(SHORT TASK): From the entries below, say how many lines carry the word "SRMTID", and give nothing but the number.

(Source data)
══════
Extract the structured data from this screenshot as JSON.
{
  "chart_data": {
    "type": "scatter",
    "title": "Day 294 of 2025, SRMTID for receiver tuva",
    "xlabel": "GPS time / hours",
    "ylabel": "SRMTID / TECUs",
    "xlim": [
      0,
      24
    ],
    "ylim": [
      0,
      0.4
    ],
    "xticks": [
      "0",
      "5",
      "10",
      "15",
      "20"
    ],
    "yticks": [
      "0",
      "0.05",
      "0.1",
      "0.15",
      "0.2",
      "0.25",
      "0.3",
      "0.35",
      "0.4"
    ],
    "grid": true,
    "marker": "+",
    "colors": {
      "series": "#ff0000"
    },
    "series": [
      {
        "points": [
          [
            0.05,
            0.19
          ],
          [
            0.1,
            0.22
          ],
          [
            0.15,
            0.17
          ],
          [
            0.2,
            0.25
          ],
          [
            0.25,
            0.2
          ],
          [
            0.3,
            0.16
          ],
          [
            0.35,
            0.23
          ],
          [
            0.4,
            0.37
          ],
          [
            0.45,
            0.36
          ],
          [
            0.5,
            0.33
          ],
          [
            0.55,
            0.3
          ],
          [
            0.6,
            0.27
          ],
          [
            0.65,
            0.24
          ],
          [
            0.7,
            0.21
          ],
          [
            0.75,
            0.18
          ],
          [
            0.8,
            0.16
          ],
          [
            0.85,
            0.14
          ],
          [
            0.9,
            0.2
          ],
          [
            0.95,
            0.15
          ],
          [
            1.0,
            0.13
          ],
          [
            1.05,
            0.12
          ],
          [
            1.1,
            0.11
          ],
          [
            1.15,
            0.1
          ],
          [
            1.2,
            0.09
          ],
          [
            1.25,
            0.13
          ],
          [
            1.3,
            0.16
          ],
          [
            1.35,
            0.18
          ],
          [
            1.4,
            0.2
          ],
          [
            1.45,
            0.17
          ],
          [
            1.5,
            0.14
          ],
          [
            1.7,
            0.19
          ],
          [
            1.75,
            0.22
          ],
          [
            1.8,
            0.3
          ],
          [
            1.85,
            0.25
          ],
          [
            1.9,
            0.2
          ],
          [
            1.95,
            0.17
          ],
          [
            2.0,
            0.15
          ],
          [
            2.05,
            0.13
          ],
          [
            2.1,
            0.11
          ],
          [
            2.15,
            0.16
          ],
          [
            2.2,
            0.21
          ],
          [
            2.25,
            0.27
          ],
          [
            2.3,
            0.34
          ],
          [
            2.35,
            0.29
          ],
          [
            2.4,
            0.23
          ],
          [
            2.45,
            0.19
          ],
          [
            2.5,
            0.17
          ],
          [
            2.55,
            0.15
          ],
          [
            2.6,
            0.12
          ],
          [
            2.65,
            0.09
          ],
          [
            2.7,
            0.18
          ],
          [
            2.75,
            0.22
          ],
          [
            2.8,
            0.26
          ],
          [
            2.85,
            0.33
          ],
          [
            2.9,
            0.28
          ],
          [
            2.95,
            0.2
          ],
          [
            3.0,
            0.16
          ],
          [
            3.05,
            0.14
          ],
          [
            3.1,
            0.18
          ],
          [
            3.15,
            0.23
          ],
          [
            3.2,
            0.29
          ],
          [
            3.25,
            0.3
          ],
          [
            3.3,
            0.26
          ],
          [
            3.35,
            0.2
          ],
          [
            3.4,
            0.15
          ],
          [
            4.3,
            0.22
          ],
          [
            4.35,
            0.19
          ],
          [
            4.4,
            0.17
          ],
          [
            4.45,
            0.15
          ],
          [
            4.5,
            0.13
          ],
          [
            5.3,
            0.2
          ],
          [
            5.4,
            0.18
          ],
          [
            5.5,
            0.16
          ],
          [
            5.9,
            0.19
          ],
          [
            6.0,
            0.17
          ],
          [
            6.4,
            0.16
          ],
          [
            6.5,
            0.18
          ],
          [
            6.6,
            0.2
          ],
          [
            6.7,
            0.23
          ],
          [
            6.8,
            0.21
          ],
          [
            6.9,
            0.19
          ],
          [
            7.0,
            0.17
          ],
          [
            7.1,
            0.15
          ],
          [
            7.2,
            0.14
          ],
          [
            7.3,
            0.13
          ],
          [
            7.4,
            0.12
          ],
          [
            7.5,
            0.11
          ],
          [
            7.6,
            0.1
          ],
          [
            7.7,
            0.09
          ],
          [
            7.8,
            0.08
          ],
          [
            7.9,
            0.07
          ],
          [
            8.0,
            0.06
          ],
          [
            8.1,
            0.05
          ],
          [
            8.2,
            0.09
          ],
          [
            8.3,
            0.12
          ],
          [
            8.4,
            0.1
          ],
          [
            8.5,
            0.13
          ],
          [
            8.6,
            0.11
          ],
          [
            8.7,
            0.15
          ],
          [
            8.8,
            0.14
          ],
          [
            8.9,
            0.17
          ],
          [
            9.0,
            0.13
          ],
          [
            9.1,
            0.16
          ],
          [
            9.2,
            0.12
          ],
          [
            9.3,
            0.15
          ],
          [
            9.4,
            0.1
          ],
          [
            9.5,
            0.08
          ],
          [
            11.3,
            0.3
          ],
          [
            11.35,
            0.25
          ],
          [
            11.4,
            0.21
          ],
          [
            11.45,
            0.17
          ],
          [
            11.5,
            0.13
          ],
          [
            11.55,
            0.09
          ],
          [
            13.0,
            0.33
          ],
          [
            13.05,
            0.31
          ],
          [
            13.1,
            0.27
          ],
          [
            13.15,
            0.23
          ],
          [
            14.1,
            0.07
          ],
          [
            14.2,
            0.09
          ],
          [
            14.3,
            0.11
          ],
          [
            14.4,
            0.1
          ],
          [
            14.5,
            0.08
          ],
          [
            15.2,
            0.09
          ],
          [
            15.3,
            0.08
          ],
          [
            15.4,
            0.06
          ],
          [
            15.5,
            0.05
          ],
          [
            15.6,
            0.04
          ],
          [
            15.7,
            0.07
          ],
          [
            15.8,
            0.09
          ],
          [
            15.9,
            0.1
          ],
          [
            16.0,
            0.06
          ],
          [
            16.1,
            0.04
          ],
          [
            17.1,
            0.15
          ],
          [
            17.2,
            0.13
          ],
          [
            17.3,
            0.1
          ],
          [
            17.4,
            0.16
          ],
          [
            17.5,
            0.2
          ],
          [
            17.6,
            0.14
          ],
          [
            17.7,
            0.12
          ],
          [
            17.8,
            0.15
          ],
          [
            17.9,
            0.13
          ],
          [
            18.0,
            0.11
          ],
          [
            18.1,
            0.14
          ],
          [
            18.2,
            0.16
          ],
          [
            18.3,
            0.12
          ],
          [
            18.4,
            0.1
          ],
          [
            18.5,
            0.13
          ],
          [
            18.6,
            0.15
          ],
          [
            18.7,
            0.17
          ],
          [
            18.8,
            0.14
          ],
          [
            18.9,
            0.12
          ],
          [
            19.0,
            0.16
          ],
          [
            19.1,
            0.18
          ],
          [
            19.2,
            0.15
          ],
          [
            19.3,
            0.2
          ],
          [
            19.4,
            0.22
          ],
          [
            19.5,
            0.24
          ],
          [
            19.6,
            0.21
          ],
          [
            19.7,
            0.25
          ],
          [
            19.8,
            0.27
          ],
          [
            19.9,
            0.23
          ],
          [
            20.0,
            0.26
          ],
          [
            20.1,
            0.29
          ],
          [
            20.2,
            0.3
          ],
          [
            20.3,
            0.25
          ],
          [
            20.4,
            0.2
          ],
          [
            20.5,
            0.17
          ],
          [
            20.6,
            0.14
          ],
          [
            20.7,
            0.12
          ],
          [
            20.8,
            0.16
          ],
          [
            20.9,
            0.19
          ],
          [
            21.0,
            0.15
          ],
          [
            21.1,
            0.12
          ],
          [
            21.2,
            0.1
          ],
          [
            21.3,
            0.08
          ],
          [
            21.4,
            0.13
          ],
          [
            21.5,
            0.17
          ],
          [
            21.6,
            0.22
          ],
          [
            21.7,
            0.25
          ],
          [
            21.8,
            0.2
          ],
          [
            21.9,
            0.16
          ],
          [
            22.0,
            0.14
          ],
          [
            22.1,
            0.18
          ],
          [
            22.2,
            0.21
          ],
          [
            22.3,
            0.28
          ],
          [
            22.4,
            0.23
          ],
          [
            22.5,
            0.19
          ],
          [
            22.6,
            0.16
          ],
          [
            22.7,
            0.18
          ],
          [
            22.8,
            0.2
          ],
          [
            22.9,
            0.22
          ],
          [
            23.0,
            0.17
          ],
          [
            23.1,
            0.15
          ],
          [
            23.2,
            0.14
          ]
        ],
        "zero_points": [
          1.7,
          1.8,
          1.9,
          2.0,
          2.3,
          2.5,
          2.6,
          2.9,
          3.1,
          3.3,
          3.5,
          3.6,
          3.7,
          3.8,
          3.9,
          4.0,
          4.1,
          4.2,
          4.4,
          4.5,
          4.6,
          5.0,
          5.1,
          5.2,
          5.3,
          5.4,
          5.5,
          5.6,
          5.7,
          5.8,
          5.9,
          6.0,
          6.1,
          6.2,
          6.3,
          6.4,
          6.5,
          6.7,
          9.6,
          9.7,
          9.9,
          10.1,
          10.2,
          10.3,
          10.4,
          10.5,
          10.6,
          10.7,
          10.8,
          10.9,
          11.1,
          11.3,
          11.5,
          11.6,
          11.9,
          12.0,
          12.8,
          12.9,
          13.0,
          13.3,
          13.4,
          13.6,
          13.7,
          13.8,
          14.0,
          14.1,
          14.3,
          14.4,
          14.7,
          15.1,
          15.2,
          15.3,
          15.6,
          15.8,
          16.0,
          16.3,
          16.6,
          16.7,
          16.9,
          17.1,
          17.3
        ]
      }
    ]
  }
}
══════
(SOLUTION FOR THIS EXERCISE): 2